■ DIRECTIONS
Any pictures in the records below should be skipped; write out everything else exactly.

*** Block opens ***

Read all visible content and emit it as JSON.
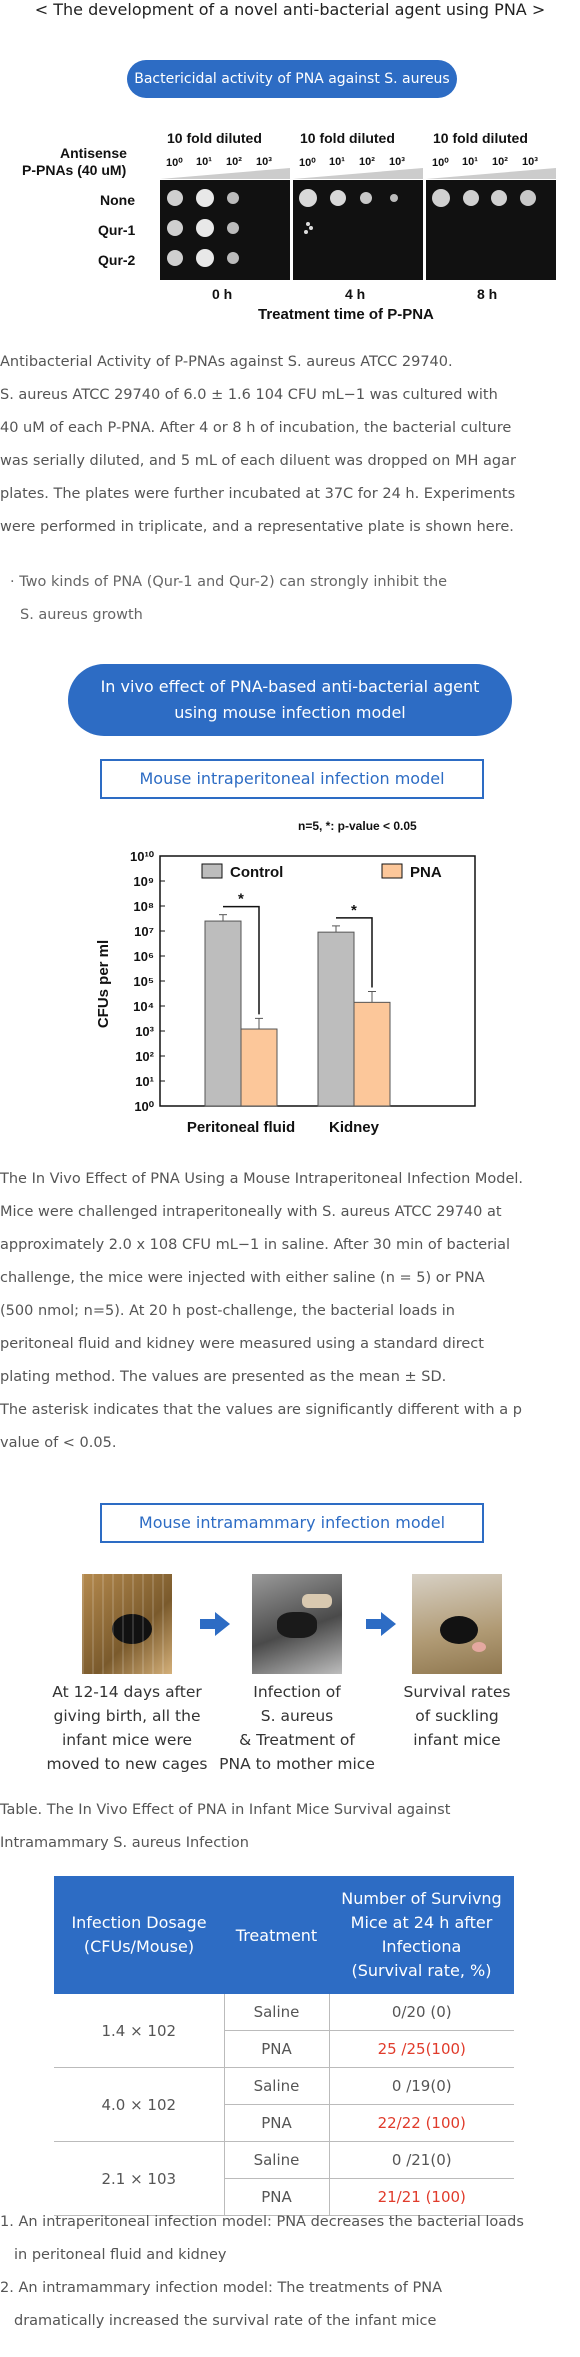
{
  "page_title": "< The development of a novel anti-bacterial agent using PNA >",
  "section1": {
    "pill": "Bactericidal activity of PNA against S. aureus",
    "figure": {
      "dilution_label": "10 fold diluted",
      "row_header_1": "Antisense",
      "row_header_2": "P-PNAs (40 uM)",
      "rows": [
        "None",
        "Qur-1",
        "Qur-2"
      ],
      "dilutions": [
        "10⁰",
        "10¹",
        "10²",
        "10³"
      ],
      "timepoints": [
        "0 h",
        "4 h",
        "8 h"
      ],
      "xlabel": "Treatment time of P-PNA"
    },
    "caption": [
      "Antibacterial Activity of P-PNAs against S. aureus ATCC 29740.",
      "S. aureus ATCC 29740 of 6.0 ± 1.6 104 CFU mL−1 was cultured with",
      "40 uM of each P-PNA. After 4 or 8 h of incubation, the bacterial culture",
      "was serially diluted, and 5 mL of each diluent was dropped on MH agar",
      "plates. The plates were further incubated at 37C for 24 h. Experiments",
      "were performed in triplicate, and a representative plate is shown here."
    ],
    "bullet": [
      "· Two kinds of PNA (Qur-1 and Qur-2) can strongly inhibit the",
      "S. aureus growth"
    ]
  },
  "section2": {
    "pill_line1": "In vivo effect of PNA-based anti-bacterial agent",
    "pill_line2": "using mouse infection model",
    "box1": "Mouse intraperitoneal infection model",
    "caption": [
      "The In Vivo Effect of PNA Using a Mouse Intraperitoneal Infection Model.",
      "Mice were challenged intraperitoneally with S. aureus ATCC 29740 at",
      "approximately 2.0 x 108 CFU mL−1 in saline. After 30 min of bacterial",
      "challenge, the mice were injected with either saline (n = 5) or PNA",
      "(500 nmol; n=5). At 20 h post-challenge, the bacterial loads in",
      "peritoneal fluid and kidney were measured using a standard direct",
      "plating method. The values are presented as the mean ± SD.",
      "The asterisk indicates that the values are significantly different with a p",
      "value of < 0.05."
    ],
    "box2": "Mouse intramammary infection model",
    "steps": [
      {
        "lines": [
          "At 12-14 days after",
          "giving birth, all the",
          "infant mice were",
          "moved to new cages"
        ]
      },
      {
        "lines": [
          "Infection of",
          "S. aureus",
          "& Treatment of",
          "PNA to mother mice"
        ]
      },
      {
        "lines": [
          "Survival rates",
          "of suckling",
          "infant mice"
        ]
      }
    ],
    "table_caption": [
      "Table. The In Vivo Effect of PNA in Infant Mice Survival against",
      "Intramammary S. aureus Infection"
    ],
    "table": {
      "headers": [
        "Infection Dosage (CFUs/Mouse)",
        "Treatment",
        "Number of Survivng Mice at 24 h after Infectiona (Survival rate, %)"
      ],
      "header_lines": {
        "h1": [
          "Infection Dosage",
          "(CFUs/Mouse)"
        ],
        "h2": [
          "Treatment"
        ],
        "h3": [
          "Number of Survivng",
          "Mice at 24 h after",
          "Infectiona",
          "(Survival rate, %)"
        ]
      },
      "groups": [
        {
          "dose": "1.4 × 102",
          "rows": [
            {
              "treatment": "Saline",
              "result": "0/20 (0)"
            },
            {
              "treatment": "PNA",
              "result": "25 /25(100)"
            }
          ]
        },
        {
          "dose": "4.0 × 102",
          "rows": [
            {
              "treatment": "Saline",
              "result": "0 /19(0)"
            },
            {
              "treatment": "PNA",
              "result": "22/22 (100)"
            }
          ]
        },
        {
          "dose": "2.1 × 103",
          "rows": [
            {
              "treatment": "Saline",
              "result": "0 /21(0)"
            },
            {
              "treatment": "PNA",
              "result": "21/21 (100)"
            }
          ]
        }
      ]
    },
    "conclusions": [
      "1. An intraperitoneal infection model: PNA decreases the bacterial loads",
      "in peritoneal fluid and kidney",
      "2. An intramammary infection model: The treatments of PNA",
      "dramatically increased the survival rate of the infant mice"
    ]
  },
  "chart_data": {
    "type": "bar",
    "title": "n=5, *: p-value < 0.05",
    "xlabel": "",
    "ylabel": "CFUs per ml",
    "yscale": "log",
    "ylim": [
      1,
      10000000000
    ],
    "yticks": [
      "10⁰",
      "10¹",
      "10²",
      "10³",
      "10⁴",
      "10⁵",
      "10⁶",
      "10⁷",
      "10⁸",
      "10⁹",
      "10¹⁰"
    ],
    "categories": [
      "Peritoneal fluid",
      "Kidney"
    ],
    "series": [
      {
        "name": "Control",
        "values": [
          25000000,
          9000000
        ],
        "errors": [
          45000000,
          16000000
        ],
        "color": "#bdbdbd"
      },
      {
        "name": "PNA",
        "values": [
          1200,
          14000
        ],
        "errors": [
          3200,
          38000
        ],
        "color": "#fcc79a"
      }
    ],
    "significance": [
      "*",
      "*"
    ],
    "legend": "top"
  },
  "colors": {
    "accent": "#2d6cc4",
    "highlight": "#e03b2b"
  }
}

*** Block closes ***

■ ANSWER TO THE PROBLEM
Read all visible content and emit it as JSON.
{
  "page_title": "< The development of a novel anti-bacterial agent using PNA >",
  "section1": {
    "pill": "Bactericidal activity of PNA against S. aureus",
    "figure": {
      "dilution_label": "10 fold diluted",
      "row_header_1": "Antisense",
      "row_header_2": "P-PNAs (40 uM)",
      "rows": [
        "None",
        "Qur-1",
        "Qur-2"
      ],
      "dilutions": [
        "10⁰",
        "10¹",
        "10²",
        "10³"
      ],
      "timepoints": [
        "0 h",
        "4 h",
        "8 h"
      ],
      "xlabel": "Treatment time of P-PNA"
    },
    "caption": [
      "Antibacterial Activity of P-PNAs against S. aureus ATCC 29740.",
      "S. aureus ATCC 29740 of 6.0 ± 1.6 104 CFU mL−1 was cultured with",
      "40 uM of each P-PNA. After 4 or 8 h of incubation, the bacterial culture",
      "was serially diluted, and 5 mL of each diluent was dropped on MH agar",
      "plates. The plates were further incubated at 37C for 24 h. Experiments",
      "were performed in triplicate, and a representative plate is shown here."
    ],
    "bullet": [
      "· Two kinds of PNA (Qur-1 and Qur-2) can strongly inhibit the",
      "S. aureus growth"
    ]
  },
  "section2": {
    "pill_line1": "In vivo effect of PNA-based anti-bacterial agent",
    "pill_line2": "using mouse infection model",
    "box1": "Mouse intraperitoneal infection model",
    "caption": [
      "The In Vivo Effect of PNA Using a Mouse Intraperitoneal Infection Model.",
      "Mice were challenged intraperitoneally with S. aureus ATCC 29740 at",
      "approximately 2.0 x 108 CFU mL−1 in saline. After 30 min of bacterial",
      "challenge, the mice were injected with either saline (n = 5) or PNA",
      "(500 nmol; n=5). At 20 h post-challenge, the bacterial loads in",
      "peritoneal fluid and kidney were measured using a standard direct",
      "plating method. The values are presented as the mean ± SD.",
      "The asterisk indicates that the values are significantly different with a p",
      "value of < 0.05."
    ],
    "box2": "Mouse intramammary infection model",
    "steps": [
      {
        "lines": [
          "At 12-14 days after",
          "giving birth, all the",
          "infant mice were",
          "moved to new cages"
        ]
      },
      {
        "lines": [
          "Infection of",
          "S. aureus",
          "& Treatment of",
          "PNA to mother mice"
        ]
      },
      {
        "lines": [
          "Survival rates",
          "of suckling",
          "infant mice"
        ]
      }
    ],
    "table_caption": [
      "Table. The In Vivo Effect of PNA in Infant Mice Survival against",
      "Intramammary S. aureus Infection"
    ],
    "table": {
      "headers": [
        "Infection Dosage (CFUs/Mouse)",
        "Treatment",
        "Number of Survivng Mice at 24 h after Infectiona (Survival rate, %)"
      ],
      "header_lines": {
        "h1": [
          "Infection Dosage",
          "(CFUs/Mouse)"
        ],
        "h2": [
          "Treatment"
        ],
        "h3": [
          "Number of Survivng",
          "Mice at 24 h after",
          "Infectiona",
          "(Survival rate, %)"
        ]
      },
      "groups": [
        {
          "dose": "1.4 × 102",
          "rows": [
            {
              "treatment": "Saline",
              "result": "0/20 (0)"
            },
            {
              "treatment": "PNA",
              "result": "25 /25(100)"
            }
          ]
        },
        {
          "dose": "4.0 × 102",
          "rows": [
            {
              "treatment": "Saline",
              "result": "0 /19(0)"
            },
            {
              "treatment": "PNA",
              "result": "22/22 (100)"
            }
          ]
        },
        {
          "dose": "2.1 × 103",
          "rows": [
            {
              "treatment": "Saline",
              "result": "0 /21(0)"
            },
            {
              "treatment": "PNA",
              "result": "21/21 (100)"
            }
          ]
        }
      ]
    },
    "conclusions": [
      "1. An intraperitoneal infection model: PNA decreases the bacterial loads",
      "in peritoneal fluid and kidney",
      "2. An intramammary infection model: The treatments of PNA",
      "dramatically increased the survival rate of the infant mice"
    ]
  },
  "chart_data": {
    "type": "bar",
    "title": "n=5, *: p-value < 0.05",
    "xlabel": "",
    "ylabel": "CFUs per ml",
    "yscale": "log",
    "ylim": [
      1,
      10000000000
    ],
    "yticks": [
      "10⁰",
      "10¹",
      "10²",
      "10³",
      "10⁴",
      "10⁵",
      "10⁶",
      "10⁷",
      "10⁸",
      "10⁹",
      "10¹⁰"
    ],
    "categories": [
      "Peritoneal fluid",
      "Kidney"
    ],
    "series": [
      {
        "name": "Control",
        "values": [
          25000000,
          9000000
        ],
        "errors": [
          45000000,
          16000000
        ],
        "color": "#bdbdbd"
      },
      {
        "name": "PNA",
        "values": [
          1200,
          14000
        ],
        "errors": [
          3200,
          38000
        ],
        "color": "#fcc79a"
      }
    ],
    "significance": [
      "*",
      "*"
    ],
    "legend": "top"
  },
  "colors": {
    "accent": "#2d6cc4",
    "highlight": "#e03b2b"
  }
}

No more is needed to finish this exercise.